Given problem: Locate every line in the records below that holds the word "ffffff" and return each one.

------ Provided records

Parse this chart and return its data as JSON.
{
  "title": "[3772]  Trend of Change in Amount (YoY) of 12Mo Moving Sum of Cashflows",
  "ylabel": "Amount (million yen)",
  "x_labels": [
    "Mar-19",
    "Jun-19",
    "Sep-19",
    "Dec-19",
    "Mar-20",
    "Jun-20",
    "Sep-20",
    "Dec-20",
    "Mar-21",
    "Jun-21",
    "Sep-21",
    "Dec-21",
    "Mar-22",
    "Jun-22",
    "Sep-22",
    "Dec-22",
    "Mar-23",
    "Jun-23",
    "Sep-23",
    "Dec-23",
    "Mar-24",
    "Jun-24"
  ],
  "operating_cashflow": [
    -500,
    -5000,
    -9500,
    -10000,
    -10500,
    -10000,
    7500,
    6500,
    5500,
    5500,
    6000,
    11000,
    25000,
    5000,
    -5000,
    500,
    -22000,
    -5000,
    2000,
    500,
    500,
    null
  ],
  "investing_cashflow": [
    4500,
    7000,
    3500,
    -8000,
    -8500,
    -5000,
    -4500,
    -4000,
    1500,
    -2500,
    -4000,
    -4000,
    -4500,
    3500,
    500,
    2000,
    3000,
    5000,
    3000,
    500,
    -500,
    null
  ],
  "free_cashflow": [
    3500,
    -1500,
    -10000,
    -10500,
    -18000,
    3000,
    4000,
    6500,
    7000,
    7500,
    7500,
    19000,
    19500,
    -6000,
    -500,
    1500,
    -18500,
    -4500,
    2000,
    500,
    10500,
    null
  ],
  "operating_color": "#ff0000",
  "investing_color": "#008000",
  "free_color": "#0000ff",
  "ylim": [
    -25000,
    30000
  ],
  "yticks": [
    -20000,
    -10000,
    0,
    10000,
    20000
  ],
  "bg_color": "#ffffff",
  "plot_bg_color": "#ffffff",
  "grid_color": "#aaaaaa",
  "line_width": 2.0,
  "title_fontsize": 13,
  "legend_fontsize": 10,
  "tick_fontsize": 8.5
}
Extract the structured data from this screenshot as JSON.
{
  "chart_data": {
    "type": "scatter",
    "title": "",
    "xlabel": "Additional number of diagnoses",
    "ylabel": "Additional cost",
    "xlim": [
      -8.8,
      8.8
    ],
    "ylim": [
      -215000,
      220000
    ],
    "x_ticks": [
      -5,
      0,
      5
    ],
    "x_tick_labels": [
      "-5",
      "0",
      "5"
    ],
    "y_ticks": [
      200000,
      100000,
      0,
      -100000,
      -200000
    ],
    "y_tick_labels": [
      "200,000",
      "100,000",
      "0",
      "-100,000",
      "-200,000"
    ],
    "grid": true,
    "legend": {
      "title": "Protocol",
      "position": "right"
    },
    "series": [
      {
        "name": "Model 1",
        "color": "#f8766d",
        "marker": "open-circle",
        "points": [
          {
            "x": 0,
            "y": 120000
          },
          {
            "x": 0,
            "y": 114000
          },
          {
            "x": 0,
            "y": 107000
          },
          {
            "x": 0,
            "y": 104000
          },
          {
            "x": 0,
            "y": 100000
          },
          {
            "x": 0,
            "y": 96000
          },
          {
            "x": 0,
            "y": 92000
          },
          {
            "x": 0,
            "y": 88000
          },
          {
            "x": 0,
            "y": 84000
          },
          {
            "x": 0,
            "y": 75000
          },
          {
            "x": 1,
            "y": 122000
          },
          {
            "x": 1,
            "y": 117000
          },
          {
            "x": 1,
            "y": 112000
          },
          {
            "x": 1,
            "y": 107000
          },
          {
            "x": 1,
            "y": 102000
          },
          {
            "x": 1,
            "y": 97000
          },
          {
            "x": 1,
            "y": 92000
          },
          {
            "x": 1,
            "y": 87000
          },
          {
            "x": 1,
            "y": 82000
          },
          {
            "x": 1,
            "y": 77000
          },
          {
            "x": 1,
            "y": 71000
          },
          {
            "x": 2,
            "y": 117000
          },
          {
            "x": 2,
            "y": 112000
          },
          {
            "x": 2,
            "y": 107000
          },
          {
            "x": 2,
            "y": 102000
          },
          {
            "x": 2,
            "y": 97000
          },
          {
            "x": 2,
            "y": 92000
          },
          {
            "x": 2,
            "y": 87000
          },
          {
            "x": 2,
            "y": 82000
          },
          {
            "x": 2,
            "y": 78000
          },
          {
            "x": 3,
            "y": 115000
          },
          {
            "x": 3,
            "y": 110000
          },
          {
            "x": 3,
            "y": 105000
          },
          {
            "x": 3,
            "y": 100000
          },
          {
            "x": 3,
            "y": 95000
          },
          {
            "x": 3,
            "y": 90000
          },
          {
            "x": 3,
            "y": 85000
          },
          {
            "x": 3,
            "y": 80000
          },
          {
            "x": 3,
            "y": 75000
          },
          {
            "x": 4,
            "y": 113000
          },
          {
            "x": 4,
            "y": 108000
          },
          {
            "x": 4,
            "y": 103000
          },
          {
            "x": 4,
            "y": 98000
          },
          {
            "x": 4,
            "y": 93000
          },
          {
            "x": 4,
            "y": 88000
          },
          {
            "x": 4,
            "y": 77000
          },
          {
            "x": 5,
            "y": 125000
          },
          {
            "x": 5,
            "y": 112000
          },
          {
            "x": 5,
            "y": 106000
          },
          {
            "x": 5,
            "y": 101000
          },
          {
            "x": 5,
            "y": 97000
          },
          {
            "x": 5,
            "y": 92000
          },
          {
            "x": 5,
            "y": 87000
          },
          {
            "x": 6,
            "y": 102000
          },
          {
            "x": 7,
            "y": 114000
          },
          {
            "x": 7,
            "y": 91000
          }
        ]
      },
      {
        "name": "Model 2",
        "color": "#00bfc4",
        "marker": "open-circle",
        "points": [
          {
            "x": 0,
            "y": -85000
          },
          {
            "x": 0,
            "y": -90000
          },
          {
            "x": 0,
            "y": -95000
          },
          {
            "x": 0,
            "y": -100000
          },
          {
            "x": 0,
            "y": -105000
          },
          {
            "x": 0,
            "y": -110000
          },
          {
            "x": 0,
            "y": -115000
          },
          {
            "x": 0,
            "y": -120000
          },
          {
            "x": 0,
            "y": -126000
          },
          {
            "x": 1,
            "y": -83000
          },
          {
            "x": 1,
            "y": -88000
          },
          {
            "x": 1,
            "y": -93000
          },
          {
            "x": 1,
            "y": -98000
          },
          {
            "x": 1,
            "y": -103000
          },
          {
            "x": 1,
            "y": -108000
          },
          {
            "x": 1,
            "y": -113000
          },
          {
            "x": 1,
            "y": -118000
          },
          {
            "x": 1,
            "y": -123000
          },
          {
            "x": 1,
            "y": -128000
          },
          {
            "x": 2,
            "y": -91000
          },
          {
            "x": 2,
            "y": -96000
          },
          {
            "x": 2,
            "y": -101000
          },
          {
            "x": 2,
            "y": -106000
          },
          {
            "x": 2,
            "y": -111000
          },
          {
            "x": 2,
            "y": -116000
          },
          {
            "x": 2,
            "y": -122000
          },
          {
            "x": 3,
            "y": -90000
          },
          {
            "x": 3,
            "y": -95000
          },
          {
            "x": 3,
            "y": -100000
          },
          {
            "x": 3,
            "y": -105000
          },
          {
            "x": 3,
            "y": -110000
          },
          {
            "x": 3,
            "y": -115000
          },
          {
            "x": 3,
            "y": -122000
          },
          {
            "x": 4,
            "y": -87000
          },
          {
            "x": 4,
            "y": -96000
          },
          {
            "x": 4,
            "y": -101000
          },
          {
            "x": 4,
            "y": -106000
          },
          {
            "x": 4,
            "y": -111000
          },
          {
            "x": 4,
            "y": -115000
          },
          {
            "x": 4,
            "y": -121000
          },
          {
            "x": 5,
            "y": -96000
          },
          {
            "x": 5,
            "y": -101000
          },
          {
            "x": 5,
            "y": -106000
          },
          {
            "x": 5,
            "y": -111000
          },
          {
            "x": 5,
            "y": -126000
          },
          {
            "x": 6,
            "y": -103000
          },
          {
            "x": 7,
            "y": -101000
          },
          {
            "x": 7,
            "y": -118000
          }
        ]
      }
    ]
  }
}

------------

Response:
  "bg_color": "#ffffff",
  "plot_bg_color": "#ffffff",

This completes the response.